(Rows from a dataset)
================================
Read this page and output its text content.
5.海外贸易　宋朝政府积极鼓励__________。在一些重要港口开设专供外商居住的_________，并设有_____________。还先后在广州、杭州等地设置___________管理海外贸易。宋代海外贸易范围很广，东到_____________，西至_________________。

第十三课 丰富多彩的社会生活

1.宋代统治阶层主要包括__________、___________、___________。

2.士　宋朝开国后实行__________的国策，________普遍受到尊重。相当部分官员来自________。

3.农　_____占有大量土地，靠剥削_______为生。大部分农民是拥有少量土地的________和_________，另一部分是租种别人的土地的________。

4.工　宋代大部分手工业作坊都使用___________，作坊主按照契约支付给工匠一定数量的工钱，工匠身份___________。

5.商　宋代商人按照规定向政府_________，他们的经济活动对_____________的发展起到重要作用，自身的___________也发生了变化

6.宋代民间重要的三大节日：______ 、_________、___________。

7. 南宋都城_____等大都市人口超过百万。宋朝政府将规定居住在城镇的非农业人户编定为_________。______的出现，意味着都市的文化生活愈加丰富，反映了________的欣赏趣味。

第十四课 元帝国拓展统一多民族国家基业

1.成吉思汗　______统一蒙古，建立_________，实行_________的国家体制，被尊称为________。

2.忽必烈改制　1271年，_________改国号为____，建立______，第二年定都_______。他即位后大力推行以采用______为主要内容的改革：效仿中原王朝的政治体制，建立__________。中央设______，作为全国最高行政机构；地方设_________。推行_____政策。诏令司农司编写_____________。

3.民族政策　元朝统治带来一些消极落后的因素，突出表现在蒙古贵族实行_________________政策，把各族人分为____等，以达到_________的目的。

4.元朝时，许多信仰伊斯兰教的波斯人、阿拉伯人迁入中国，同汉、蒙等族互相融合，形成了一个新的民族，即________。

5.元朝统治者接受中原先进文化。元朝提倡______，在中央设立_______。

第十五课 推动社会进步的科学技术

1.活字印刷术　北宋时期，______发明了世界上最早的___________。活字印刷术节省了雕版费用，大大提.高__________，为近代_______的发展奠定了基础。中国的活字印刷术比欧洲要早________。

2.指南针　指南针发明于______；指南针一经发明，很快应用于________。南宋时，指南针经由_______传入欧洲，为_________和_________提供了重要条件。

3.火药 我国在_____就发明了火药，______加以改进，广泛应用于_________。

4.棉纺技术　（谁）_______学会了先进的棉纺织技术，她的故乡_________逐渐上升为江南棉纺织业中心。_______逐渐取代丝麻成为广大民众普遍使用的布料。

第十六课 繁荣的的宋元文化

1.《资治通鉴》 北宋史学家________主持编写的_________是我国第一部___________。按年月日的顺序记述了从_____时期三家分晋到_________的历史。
================================
Task directions | Take the lines above and retype all of them exactly.

Answer to the task |
Read this page and output its text content.
5.海外贸易　宋朝政府积极鼓励__________。在一些重要港口开设专供外商居住的_________，并设有_____________。还先后在广州、杭州等地设置___________管理海外贸易。宋代海外贸易范围很广，东到_____________，西至_________________。

第十三课 丰富多彩的社会生活

1.宋代统治阶层主要包括__________、___________、___________。

2.士　宋朝开国后实行__________的国策，________普遍受到尊重。相当部分官员来自________。

3.农　_____占有大量土地，靠剥削_______为生。大部分农民是拥有少量土地的________和_________，另一部分是租种别人的土地的________。

4.工　宋代大部分手工业作坊都使用___________，作坊主按照契约支付给工匠一定数量的工钱，工匠身份___________。

5.商　宋代商人按照规定向政府_________，他们的经济活动对_____________的发展起到重要作用，自身的___________也发生了变化

6.宋代民间重要的三大节日：______ 、_________、___________。

7. 南宋都城_____等大都市人口超过百万。宋朝政府将规定居住在城镇的非农业人户编定为_________。______的出现，意味着都市的文化生活愈加丰富，反映了________的欣赏趣味。

第十四课 元帝国拓展统一多民族国家基业

1.成吉思汗　______统一蒙古，建立_________，实行_________的国家体制，被尊称为________。

2.忽必烈改制　1271年，_________改国号为____，建立______，第二年定都_______。他即位后大力推行以采用______为主要内容的改革：效仿中原王朝的政治体制，建立__________。中央设______，作为全国最高行政机构；地方设_________。推行_____政策。诏令司农司编写_____________。

3.民族政策　元朝统治带来一些消极落后的因素，突出表现在蒙古贵族实行_________________政策，把各族人分为____等，以达到_________的目的。

4.元朝时，许多信仰伊斯兰教的波斯人、阿拉伯人迁入中国，同汉、蒙等族互相融合，形成了一个新的民族，即________。

5.元朝统治者接受中原先进文化。元朝提倡______，在中央设立_______。

第十五课 推动社会进步的科学技术

1.活字印刷术　北宋时期，______发明了世界上最早的___________。活字印刷术节省了雕版费用，大大提.高__________，为近代_______的发展奠定了基础。中国的活字印刷术比欧洲要早________。

2.指南针　指南针发明于______；指南针一经发明，很快应用于________。南宋时，指南针经由_______传入欧洲，为_________和_________提供了重要条件。

3.火药 我国在_____就发明了火药，______加以改进，广泛应用于_________。

4.棉纺技术　（谁）_______学会了先进的棉纺织技术，她的故乡_________逐渐上升为江南棉纺织业中心。_______逐渐取代丝麻成为广大民众普遍使用的布料。

第十六课 繁荣的的宋元文化

1.《资治通鉴》 北宋史学家________主持编写的_________是我国第一部___________。按年月日的顺序记述了从_____时期三家分晋到_________的历史。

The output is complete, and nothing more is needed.